● **Aim of the exercise**
Only the pictures are to be left out; set down the rest of the records exactly.

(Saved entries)

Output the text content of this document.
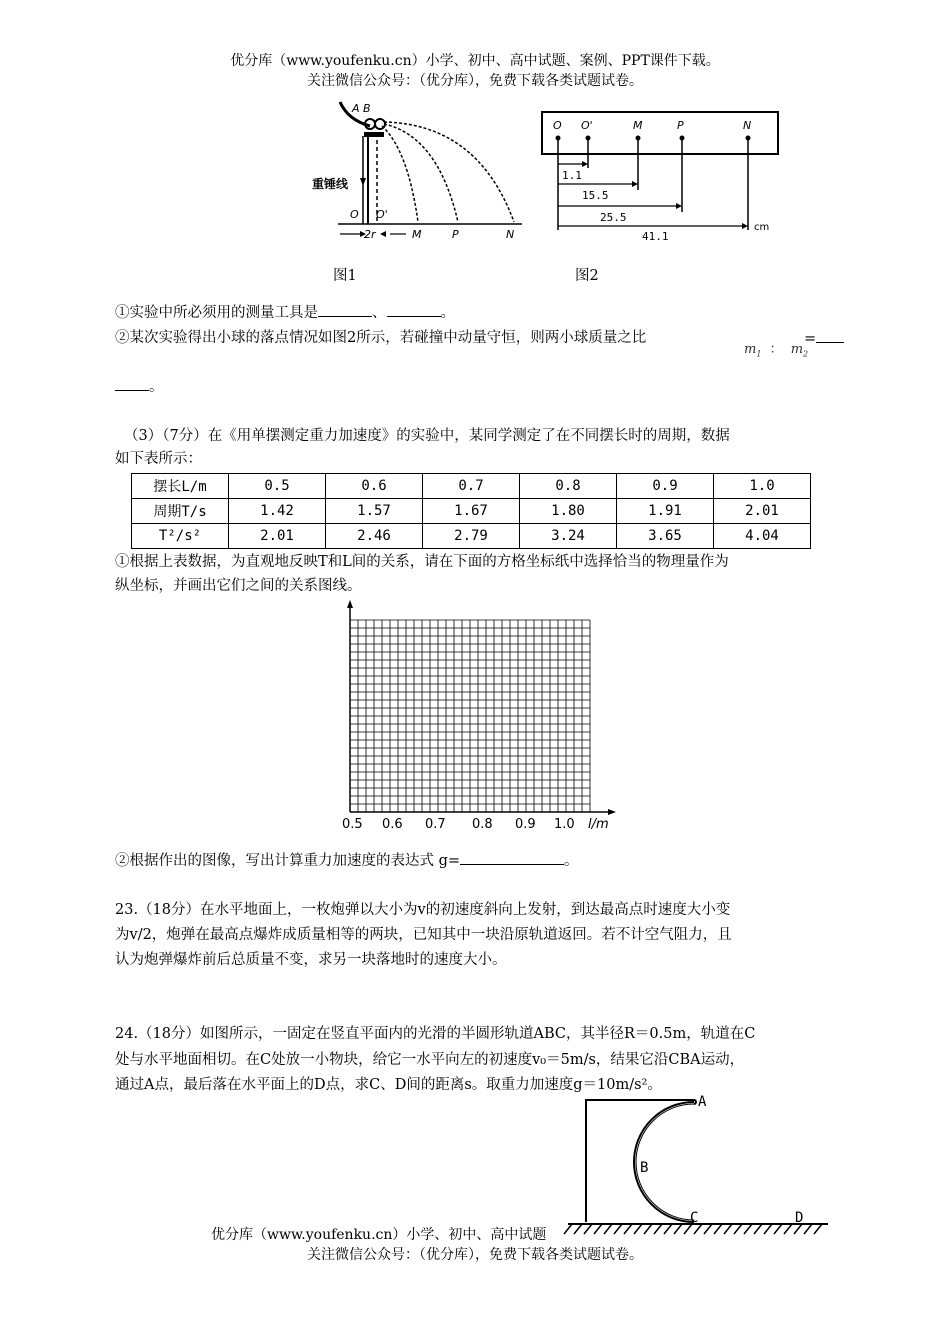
优分库（www.youfenku.cn）小学、初中、高中试题、案例、PPT课件下载。
关注微信公众号：（优分库），免费下载各类试题试卷。
A B
重锤线
O O'
2r	M	P	N
图1
O O'	M	P	N
1.1
15.5
25.5
41.1
cm
图2
①实验中所必须用的测量工具是	、	。
②某次实验得出小球的落点情况如图2所示，若碰撞中动量守恒，则两小球质量之比
$m_1$ ： $m_2$
=
。
（3）（7分）在《用单摆测定重力加速度》的实验中，某同学测定了在不同摆长时的周期，数据
如下表所示：
摆长L/m	0.5	0.6	0.7	0.8	0.9	1.0
周期T/s	1.42	1.57	1.67	1.80	1.91	2.01
T²/s²	2.01	2.46	2.79	3.24	3.65	4.04
①根据上表数据，为直观地反映T和L间的关系，请在下面的方格坐标纸中选择恰当的物理量作为
纵坐标，并画出它们之间的关系图线。
0.5 0.6 0.7 0.8 0.9 1.0 l/m
②根据作出的图像，写出计算重力加速度的表达式 g=	。
23.（18分）在水平地面上，一枚炮弹以大小为v的初速度斜向上发射，到达最高点时速度大小变
为v/2，炮弹在最高点爆炸成质量相等的两块，已知其中一块沿原轨道返回。若不计空气阻力，且
认为炮弹爆炸前后总质量不变，求另一块落地时的速度大小。
24.（18分）如图所示，一固定在竖直平面内的光滑的半圆形轨道ABC，其半径R＝0.5m，轨道在C
处与水平地面相切。在C处放一小物块，给它一水平向左的初速度v₀＝5m/s，结果它沿CBA运动，
通过A点，最后落在水平面上的D点，求C、D间的距离s。取重力加速度g＝10m/s²。
A
B
C	D
优分库（www.youfenku.cn）小学、初中、高中试题
关注微信公众号：（优分库），免费下载各类试题试卷。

● **Exercise solution**
Output the text content of this document.
优分库（www.youfenku.cn）小学、初中、高中试题、案例、PPT课件下载。
关注微信公众号：（优分库），免费下载各类试题试卷。
A B
重锤线
O O'
2r	M	P	N
图1
O O'	M	P	N
1.1
15.5
25.5
41.1
cm
图2
①实验中所必须用的测量工具是	、	。
②某次实验得出小球的落点情况如图2所示，若碰撞中动量守恒，则两小球质量之比
$m_1$ ： $m_2$
=
。
（3）（7分）在《用单摆测定重力加速度》的实验中，某同学测定了在不同摆长时的周期，数据
如下表所示：
摆长L/m	0.5	0.6	0.7	0.8	0.9	1.0
周期T/s	1.42	1.57	1.67	1.80	1.91	2.01
T²/s²	2.01	2.46	2.79	3.24	3.65	4.04
①根据上表数据，为直观地反映T和L间的关系，请在下面的方格坐标纸中选择恰当的物理量作为
纵坐标，并画出它们之间的关系图线。
0.5 0.6 0.7 0.8 0.9 1.0 l/m
②根据作出的图像，写出计算重力加速度的表达式 g=	。
23.（18分）在水平地面上，一枚炮弹以大小为v的初速度斜向上发射，到达最高点时速度大小变
为v/2，炮弹在最高点爆炸成质量相等的两块，已知其中一块沿原轨道返回。若不计空气阻力，且
认为炮弹爆炸前后总质量不变，求另一块落地时的速度大小。
24.（18分）如图所示，一固定在竖直平面内的光滑的半圆形轨道ABC，其半径R＝0.5m，轨道在C
处与水平地面相切。在C处放一小物块，给它一水平向左的初速度v₀＝5m/s，结果它沿CBA运动，
通过A点，最后落在水平面上的D点，求C、D间的距离s。取重力加速度g＝10m/s²。
A
B
C	D
优分库（www.youfenku.cn）小学、初中、高中试题
关注微信公众号：（优分库），免费下载各类试题试卷。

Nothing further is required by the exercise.